Records from a dataset:
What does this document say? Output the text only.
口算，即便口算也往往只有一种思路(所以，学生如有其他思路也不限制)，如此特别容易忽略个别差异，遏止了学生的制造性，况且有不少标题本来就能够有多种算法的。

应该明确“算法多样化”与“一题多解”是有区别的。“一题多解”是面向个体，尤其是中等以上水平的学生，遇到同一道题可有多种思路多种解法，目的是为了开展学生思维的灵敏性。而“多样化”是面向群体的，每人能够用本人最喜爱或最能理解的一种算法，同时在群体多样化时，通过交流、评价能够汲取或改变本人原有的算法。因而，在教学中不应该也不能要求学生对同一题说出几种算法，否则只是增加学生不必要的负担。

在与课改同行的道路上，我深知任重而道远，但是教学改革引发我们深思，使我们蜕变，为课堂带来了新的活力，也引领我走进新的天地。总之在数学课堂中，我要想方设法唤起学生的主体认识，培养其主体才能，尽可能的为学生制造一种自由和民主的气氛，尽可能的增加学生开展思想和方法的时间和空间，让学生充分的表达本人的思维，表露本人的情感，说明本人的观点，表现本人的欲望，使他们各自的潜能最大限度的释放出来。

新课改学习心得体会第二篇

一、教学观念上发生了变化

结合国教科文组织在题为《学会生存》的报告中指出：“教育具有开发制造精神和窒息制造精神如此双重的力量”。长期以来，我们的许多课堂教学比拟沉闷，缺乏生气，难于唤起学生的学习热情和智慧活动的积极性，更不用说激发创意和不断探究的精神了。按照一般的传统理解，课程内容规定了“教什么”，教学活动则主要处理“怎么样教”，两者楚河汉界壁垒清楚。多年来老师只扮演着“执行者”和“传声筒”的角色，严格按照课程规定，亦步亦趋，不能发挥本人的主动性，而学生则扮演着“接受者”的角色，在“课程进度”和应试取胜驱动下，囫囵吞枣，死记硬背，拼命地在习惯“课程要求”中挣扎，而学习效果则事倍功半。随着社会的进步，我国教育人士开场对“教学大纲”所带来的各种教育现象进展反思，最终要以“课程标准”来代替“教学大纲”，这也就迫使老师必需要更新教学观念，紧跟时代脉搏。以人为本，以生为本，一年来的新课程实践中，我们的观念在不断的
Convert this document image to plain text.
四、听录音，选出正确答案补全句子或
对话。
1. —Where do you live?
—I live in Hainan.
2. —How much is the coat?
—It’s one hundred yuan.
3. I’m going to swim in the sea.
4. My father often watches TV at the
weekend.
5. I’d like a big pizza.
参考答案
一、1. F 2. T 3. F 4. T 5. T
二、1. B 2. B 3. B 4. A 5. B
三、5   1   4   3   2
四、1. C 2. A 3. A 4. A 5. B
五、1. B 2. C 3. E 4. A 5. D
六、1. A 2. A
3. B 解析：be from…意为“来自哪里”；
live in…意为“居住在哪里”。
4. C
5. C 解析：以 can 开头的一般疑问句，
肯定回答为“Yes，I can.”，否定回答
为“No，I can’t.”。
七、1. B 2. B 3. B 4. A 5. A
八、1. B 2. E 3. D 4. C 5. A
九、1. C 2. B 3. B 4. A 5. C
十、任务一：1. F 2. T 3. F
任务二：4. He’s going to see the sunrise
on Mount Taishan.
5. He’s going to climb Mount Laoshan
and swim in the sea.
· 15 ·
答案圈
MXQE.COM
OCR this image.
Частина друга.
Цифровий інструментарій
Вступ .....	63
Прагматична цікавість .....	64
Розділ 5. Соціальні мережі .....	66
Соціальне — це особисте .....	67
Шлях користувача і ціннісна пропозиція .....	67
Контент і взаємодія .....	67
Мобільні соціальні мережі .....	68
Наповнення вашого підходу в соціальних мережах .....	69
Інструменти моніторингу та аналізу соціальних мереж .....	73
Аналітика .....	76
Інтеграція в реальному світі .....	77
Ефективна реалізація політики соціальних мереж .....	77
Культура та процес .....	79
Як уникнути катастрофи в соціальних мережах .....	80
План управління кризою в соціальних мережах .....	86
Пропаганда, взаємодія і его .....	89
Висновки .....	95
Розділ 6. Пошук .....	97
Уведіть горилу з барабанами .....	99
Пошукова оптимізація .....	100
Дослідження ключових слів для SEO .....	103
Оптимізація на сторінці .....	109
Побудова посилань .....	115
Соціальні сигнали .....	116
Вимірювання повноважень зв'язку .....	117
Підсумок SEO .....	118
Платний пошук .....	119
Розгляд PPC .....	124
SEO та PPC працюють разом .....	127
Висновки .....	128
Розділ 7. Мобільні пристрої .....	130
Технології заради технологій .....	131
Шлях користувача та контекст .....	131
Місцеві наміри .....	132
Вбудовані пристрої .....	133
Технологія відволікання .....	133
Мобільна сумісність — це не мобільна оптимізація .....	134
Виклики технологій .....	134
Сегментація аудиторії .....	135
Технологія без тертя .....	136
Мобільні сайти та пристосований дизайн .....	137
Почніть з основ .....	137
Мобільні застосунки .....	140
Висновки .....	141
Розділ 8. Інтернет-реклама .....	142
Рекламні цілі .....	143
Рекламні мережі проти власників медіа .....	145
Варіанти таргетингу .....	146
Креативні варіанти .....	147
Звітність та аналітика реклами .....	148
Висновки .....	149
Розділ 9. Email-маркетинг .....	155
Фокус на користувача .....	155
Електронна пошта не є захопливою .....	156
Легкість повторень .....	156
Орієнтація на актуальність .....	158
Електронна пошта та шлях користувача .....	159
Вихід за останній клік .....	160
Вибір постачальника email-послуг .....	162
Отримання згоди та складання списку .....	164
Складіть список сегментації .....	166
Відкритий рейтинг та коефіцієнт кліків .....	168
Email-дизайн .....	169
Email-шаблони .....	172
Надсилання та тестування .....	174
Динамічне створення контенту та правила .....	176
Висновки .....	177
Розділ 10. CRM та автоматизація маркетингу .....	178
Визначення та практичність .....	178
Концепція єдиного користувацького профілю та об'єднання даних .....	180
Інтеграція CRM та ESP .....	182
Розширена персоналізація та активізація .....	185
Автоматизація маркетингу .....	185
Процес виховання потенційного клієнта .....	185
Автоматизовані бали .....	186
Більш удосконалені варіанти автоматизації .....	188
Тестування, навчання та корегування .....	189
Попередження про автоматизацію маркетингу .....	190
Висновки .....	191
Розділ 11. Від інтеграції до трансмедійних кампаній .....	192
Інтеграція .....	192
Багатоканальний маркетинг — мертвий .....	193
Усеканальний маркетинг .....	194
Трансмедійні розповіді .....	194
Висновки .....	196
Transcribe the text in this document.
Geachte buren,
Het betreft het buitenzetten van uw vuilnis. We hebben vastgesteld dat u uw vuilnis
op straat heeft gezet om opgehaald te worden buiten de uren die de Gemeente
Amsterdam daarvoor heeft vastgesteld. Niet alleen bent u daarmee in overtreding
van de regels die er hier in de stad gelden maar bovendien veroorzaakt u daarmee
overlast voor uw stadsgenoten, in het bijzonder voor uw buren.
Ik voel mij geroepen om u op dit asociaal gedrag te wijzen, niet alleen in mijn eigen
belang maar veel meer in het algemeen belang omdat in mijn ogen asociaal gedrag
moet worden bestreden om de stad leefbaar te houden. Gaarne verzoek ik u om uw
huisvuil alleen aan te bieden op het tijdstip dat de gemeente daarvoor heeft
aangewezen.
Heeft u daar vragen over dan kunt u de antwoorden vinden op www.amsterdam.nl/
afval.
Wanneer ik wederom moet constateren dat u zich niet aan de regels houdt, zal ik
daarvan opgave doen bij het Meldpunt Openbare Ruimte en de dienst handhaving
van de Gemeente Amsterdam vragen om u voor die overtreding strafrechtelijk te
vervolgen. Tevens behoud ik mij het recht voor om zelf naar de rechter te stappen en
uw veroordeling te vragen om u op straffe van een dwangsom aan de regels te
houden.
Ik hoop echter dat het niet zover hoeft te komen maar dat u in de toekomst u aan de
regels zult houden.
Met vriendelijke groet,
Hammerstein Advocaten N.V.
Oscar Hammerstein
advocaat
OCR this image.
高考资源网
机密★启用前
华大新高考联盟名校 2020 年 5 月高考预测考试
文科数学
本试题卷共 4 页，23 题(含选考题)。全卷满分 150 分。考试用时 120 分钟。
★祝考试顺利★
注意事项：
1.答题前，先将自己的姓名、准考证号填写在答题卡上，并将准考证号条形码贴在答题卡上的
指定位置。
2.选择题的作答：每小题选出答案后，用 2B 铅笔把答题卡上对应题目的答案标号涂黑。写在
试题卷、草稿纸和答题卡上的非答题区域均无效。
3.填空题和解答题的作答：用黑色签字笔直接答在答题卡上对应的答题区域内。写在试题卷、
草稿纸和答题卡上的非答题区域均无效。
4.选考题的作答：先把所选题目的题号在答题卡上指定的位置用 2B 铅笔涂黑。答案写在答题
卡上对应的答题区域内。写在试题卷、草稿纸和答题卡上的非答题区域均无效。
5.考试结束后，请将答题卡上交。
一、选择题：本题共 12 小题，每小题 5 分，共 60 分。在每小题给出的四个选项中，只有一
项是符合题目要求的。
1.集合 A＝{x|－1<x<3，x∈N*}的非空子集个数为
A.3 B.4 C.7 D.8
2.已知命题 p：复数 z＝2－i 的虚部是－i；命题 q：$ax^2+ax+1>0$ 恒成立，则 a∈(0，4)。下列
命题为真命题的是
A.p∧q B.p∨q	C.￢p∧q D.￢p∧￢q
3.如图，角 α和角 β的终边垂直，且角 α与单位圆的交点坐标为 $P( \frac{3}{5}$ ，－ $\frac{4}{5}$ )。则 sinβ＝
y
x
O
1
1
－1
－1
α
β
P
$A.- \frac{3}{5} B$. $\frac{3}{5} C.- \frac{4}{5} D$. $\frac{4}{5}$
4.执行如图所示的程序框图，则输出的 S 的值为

• **Set task**: Locate all lines holding the word "daarmee", then copy them out.

• **Answer to this problem**:
Amsterdam daarvoor heeft vastgesteld. Niet alleen bent u daarmee in overtreding
van de regels die er hier in de stad gelden maar bovendien veroorzaakt u daarmee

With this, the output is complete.